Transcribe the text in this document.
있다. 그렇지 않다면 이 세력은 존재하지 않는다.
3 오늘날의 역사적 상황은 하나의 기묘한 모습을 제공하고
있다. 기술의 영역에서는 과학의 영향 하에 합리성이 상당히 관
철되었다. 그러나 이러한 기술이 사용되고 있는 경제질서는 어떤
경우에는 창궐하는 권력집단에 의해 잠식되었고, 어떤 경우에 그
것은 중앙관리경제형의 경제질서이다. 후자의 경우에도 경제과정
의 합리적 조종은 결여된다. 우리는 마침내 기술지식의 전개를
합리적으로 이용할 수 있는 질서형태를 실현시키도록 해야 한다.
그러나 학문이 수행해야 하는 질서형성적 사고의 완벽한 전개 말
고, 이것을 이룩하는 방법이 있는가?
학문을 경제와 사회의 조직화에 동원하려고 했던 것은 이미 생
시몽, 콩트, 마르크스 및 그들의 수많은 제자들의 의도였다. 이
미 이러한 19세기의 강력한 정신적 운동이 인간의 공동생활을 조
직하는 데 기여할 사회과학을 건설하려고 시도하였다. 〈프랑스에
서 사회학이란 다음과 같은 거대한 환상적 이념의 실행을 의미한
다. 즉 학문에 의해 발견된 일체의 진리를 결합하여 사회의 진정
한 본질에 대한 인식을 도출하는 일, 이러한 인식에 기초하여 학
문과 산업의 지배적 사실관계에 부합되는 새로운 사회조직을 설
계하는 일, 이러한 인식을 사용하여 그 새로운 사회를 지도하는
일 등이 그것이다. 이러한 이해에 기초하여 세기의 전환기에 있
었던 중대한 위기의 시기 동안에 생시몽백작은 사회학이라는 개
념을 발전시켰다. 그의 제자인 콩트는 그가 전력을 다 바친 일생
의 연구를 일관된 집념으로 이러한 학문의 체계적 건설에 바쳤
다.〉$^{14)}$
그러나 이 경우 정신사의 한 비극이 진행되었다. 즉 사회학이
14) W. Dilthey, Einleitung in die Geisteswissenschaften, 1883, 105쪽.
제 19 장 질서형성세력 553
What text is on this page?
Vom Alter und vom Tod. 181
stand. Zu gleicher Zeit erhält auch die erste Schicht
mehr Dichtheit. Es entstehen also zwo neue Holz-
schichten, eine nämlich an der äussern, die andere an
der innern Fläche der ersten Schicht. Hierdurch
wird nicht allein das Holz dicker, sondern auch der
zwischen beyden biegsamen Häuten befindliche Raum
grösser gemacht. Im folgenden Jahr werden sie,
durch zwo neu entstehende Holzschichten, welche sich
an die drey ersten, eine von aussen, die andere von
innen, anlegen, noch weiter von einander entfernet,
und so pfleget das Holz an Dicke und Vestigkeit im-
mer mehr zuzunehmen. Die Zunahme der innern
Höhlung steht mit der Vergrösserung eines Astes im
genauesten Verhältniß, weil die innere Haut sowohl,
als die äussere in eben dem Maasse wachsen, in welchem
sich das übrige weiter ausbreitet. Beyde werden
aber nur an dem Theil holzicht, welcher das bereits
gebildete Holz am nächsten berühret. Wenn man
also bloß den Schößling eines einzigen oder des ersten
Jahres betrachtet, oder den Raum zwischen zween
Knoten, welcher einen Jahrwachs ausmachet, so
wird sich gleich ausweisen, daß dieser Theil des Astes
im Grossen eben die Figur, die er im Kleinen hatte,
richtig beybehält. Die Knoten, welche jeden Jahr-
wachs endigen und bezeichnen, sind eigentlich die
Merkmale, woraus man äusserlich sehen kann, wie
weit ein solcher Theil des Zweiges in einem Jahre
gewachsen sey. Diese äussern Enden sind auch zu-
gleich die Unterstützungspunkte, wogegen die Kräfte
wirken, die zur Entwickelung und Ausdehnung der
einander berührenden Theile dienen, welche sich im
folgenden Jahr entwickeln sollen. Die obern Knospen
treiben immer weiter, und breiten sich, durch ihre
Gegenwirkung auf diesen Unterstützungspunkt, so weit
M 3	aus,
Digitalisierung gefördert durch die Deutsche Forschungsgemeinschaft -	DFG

• **TASK**
Looking at the records above, work out how many lines include the word "wird", then give that number by itself.

• **REPLY TO THE TASK**
2